AIM:
Can you write out the whole listing exactly?

──────── RECORDS SHOWN

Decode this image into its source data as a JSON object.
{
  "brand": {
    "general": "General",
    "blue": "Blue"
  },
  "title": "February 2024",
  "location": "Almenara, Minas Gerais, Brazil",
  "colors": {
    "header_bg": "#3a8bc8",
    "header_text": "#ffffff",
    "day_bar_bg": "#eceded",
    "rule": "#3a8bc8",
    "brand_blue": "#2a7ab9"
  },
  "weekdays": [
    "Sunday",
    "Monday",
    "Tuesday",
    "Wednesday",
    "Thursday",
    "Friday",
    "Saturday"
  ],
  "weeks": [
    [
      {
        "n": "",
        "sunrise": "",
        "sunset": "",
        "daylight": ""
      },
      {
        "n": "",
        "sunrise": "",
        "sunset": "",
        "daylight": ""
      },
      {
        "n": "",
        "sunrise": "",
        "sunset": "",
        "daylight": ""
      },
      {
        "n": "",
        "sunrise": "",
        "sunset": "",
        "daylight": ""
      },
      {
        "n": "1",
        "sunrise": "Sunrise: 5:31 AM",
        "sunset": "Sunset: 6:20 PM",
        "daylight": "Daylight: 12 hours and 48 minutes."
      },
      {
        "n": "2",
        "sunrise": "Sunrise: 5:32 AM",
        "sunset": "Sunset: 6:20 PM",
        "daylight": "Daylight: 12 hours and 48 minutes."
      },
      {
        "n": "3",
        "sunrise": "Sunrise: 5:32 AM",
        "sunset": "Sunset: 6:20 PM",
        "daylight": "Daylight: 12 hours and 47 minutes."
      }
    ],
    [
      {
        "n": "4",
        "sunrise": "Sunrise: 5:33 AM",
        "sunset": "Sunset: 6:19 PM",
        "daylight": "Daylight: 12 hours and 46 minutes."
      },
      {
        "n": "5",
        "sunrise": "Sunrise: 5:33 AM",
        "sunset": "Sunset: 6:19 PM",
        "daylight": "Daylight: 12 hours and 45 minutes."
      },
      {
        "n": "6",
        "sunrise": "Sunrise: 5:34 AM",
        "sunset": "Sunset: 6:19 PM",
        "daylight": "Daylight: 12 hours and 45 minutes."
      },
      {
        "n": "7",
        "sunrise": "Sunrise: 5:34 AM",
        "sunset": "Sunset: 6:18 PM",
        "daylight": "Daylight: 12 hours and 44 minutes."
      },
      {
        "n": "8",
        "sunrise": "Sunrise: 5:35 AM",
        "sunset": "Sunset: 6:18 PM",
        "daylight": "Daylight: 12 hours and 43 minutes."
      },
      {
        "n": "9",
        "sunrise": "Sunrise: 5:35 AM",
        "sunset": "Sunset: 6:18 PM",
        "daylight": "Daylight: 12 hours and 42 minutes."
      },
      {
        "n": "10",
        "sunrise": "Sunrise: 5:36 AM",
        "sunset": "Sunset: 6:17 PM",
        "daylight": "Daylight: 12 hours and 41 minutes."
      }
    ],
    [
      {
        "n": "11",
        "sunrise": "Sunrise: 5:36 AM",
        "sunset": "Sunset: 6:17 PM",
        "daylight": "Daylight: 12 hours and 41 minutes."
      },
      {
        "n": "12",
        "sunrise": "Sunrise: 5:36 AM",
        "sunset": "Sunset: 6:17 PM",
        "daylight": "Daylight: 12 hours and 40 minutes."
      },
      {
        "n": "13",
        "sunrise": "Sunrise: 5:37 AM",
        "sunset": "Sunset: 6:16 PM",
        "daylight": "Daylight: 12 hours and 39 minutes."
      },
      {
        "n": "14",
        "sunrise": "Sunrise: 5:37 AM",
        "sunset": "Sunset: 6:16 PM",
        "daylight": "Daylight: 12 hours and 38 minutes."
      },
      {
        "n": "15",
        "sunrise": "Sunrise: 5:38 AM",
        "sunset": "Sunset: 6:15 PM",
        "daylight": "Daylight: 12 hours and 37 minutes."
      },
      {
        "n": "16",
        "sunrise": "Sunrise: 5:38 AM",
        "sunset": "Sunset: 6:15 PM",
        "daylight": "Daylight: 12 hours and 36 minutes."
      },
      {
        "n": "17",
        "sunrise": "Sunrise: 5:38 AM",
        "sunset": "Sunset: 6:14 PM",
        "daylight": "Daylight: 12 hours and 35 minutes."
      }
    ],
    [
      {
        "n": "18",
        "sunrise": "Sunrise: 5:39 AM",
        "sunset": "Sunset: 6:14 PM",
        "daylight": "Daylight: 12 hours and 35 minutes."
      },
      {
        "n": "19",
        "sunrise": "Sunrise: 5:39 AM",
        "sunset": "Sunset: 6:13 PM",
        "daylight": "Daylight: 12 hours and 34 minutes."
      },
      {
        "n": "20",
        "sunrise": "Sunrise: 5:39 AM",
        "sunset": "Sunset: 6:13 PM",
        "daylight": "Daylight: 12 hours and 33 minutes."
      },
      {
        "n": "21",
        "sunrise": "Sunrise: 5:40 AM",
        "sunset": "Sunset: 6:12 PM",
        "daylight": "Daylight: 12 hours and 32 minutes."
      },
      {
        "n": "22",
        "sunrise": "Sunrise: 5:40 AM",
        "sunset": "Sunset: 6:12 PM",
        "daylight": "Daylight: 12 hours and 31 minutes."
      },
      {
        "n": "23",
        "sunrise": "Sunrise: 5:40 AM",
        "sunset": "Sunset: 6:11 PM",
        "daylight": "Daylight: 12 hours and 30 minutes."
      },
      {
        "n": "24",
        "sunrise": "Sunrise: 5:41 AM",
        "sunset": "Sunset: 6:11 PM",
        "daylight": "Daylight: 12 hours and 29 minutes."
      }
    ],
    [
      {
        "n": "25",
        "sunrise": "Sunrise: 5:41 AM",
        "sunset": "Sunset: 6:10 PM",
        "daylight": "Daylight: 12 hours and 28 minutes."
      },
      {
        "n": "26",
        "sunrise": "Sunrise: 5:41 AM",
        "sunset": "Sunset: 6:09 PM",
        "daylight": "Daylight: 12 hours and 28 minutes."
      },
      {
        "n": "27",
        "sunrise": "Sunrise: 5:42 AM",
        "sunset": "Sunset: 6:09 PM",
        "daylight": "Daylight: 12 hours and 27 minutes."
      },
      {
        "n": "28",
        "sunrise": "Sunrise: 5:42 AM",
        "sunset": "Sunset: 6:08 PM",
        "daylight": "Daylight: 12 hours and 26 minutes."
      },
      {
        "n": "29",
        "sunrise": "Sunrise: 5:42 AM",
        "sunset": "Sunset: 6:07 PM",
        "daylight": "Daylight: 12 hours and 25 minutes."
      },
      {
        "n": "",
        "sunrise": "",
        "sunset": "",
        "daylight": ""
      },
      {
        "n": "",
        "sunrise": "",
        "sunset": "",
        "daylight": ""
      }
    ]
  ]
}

────────────────

FULL OUTPUT:
Decode this image into its source data as a JSON object.
{
  "brand": {
    "general": "General",
    "blue": "Blue"
  },
  "title": "February 2024",
  "location": "Almenara, Minas Gerais, Brazil",
  "colors": {
    "header_bg": "#3a8bc8",
    "header_text": "#ffffff",
    "day_bar_bg": "#eceded",
    "rule": "#3a8bc8",
    "brand_blue": "#2a7ab9"
  },
  "weekdays": [
    "Sunday",
    "Monday",
    "Tuesday",
    "Wednesday",
    "Thursday",
    "Friday",
    "Saturday"
  ],
  "weeks": [
    [
      {
        "n": "",
        "sunrise": "",
        "sunset": "",
        "daylight": ""
      },
      {
        "n": "",
        "sunrise": "",
        "sunset": "",
        "daylight": ""
      },
      {
        "n": "",
        "sunrise": "",
        "sunset": "",
        "daylight": ""
      },
      {
        "n": "",
        "sunrise": "",
        "sunset": "",
        "daylight": ""
      },
      {
        "n": "1",
        "sunrise": "Sunrise: 5:31 AM",
        "sunset": "Sunset: 6:20 PM",
        "daylight": "Daylight: 12 hours and 48 minutes."
      },
      {
        "n": "2",
        "sunrise": "Sunrise: 5:32 AM",
        "sunset": "Sunset: 6:20 PM",
        "daylight": "Daylight: 12 hours and 48 minutes."
      },
      {
        "n": "3",
        "sunrise": "Sunrise: 5:32 AM",
        "sunset": "Sunset: 6:20 PM",
        "daylight": "Daylight: 12 hours and 47 minutes."
      }
    ],
    [
      {
        "n": "4",
        "sunrise": "Sunrise: 5:33 AM",
        "sunset": "Sunset: 6:19 PM",
        "daylight": "Daylight: 12 hours and 46 minutes."
      },
      {
        "n": "5",
        "sunrise": "Sunrise: 5:33 AM",
        "sunset": "Sunset: 6:19 PM",
        "daylight": "Daylight: 12 hours and 45 minutes."
      },
      {
        "n": "6",
        "sunrise": "Sunrise: 5:34 AM",
        "sunset": "Sunset: 6:19 PM",
        "daylight": "Daylight: 12 hours and 45 minutes."
      },
      {
        "n": "7",
        "sunrise": "Sunrise: 5:34 AM",
        "sunset": "Sunset: 6:18 PM",
        "daylight": "Daylight: 12 hours and 44 minutes."
      },
      {
        "n": "8",
        "sunrise": "Sunrise: 5:35 AM",
        "sunset": "Sunset: 6:18 PM",
        "daylight": "Daylight: 12 hours and 43 minutes."
      },
      {
        "n": "9",
        "sunrise": "Sunrise: 5:35 AM",
        "sunset": "Sunset: 6:18 PM",
        "daylight": "Daylight: 12 hours and 42 minutes."
      },
      {
        "n": "10",
        "sunrise": "Sunrise: 5:36 AM",
        "sunset": "Sunset: 6:17 PM",
        "daylight": "Daylight: 12 hours and 41 minutes."
      }
    ],
    [
      {
        "n": "11",
        "sunrise": "Sunrise: 5:36 AM",
        "sunset": "Sunset: 6:17 PM",
        "daylight": "Daylight: 12 hours and 41 minutes."
      },
      {
        "n": "12",
        "sunrise": "Sunrise: 5:36 AM",
        "sunset": "Sunset: 6:17 PM",
        "daylight": "Daylight: 12 hours and 40 minutes."
      },
      {
        "n": "13",
        "sunrise": "Sunrise: 5:37 AM",
        "sunset": "Sunset: 6:16 PM",
        "daylight": "Daylight: 12 hours and 39 minutes."
      },
      {
        "n": "14",
        "sunrise": "Sunrise: 5:37 AM",
        "sunset": "Sunset: 6:16 PM",
        "daylight": "Daylight: 12 hours and 38 minutes."
      },
      {
        "n": "15",
        "sunrise": "Sunrise: 5:38 AM",
        "sunset": "Sunset: 6:15 PM",
        "daylight": "Daylight: 12 hours and 37 minutes."
      },
      {
        "n": "16",
        "sunrise": "Sunrise: 5:38 AM",
        "sunset": "Sunset: 6:15 PM",
        "daylight": "Daylight: 12 hours and 36 minutes."
      },
      {
        "n": "17",
        "sunrise": "Sunrise: 5:38 AM",
        "sunset": "Sunset: 6:14 PM",
        "daylight": "Daylight: 12 hours and 35 minutes."
      }
    ],
    [
      {
        "n": "18",
        "sunrise": "Sunrise: 5:39 AM",
        "sunset": "Sunset: 6:14 PM",
        "daylight": "Daylight: 12 hours and 35 minutes."
      },
      {
        "n": "19",
        "sunrise": "Sunrise: 5:39 AM",
        "sunset": "Sunset: 6:13 PM",
        "daylight": "Daylight: 12 hours and 34 minutes."
      },
      {
        "n": "20",
        "sunrise": "Sunrise: 5:39 AM",
        "sunset": "Sunset: 6:13 PM",
        "daylight": "Daylight: 12 hours and 33 minutes."
      },
      {
        "n": "21",
        "sunrise": "Sunrise: 5:40 AM",
        "sunset": "Sunset: 6:12 PM",
        "daylight": "Daylight: 12 hours and 32 minutes."
      },
      {
        "n": "22",
        "sunrise": "Sunrise: 5:40 AM",
        "sunset": "Sunset: 6:12 PM",
        "daylight": "Daylight: 12 hours and 31 minutes."
      },
      {
        "n": "23",
        "sunrise": "Sunrise: 5:40 AM",
        "sunset": "Sunset: 6:11 PM",
        "daylight": "Daylight: 12 hours and 30 minutes."
      },
      {
        "n": "24",
        "sunrise": "Sunrise: 5:41 AM",
        "sunset": "Sunset: 6:11 PM",
        "daylight": "Daylight: 12 hours and 29 minutes."
      }
    ],
    [
      {
        "n": "25",
        "sunrise": "Sunrise: 5:41 AM",
        "sunset": "Sunset: 6:10 PM",
        "daylight": "Daylight: 12 hours and 28 minutes."
      },
      {
        "n": "26",
        "sunrise": "Sunrise: 5:41 AM",
        "sunset": "Sunset: 6:09 PM",
        "daylight": "Daylight: 12 hours and 28 minutes."
      },
      {
        "n": "27",
        "sunrise": "Sunrise: 5:42 AM",
        "sunset": "Sunset: 6:09 PM",
        "daylight": "Daylight: 12 hours and 27 minutes."
      },
      {
        "n": "28",
        "sunrise": "Sunrise: 5:42 AM",
        "sunset": "Sunset: 6:08 PM",
        "daylight": "Daylight: 12 hours and 26 minutes."
      },
      {
        "n": "29",
        "sunrise": "Sunrise: 5:42 AM",
        "sunset": "Sunset: 6:07 PM",
        "daylight": "Daylight: 12 hours and 25 minutes."
      },
      {
        "n": "",
        "sunrise": "",
        "sunset": "",
        "daylight": ""
      },
      {
        "n": "",
        "sunrise": "",
        "sunset": "",
        "daylight": ""
      }
    ]
  ]
}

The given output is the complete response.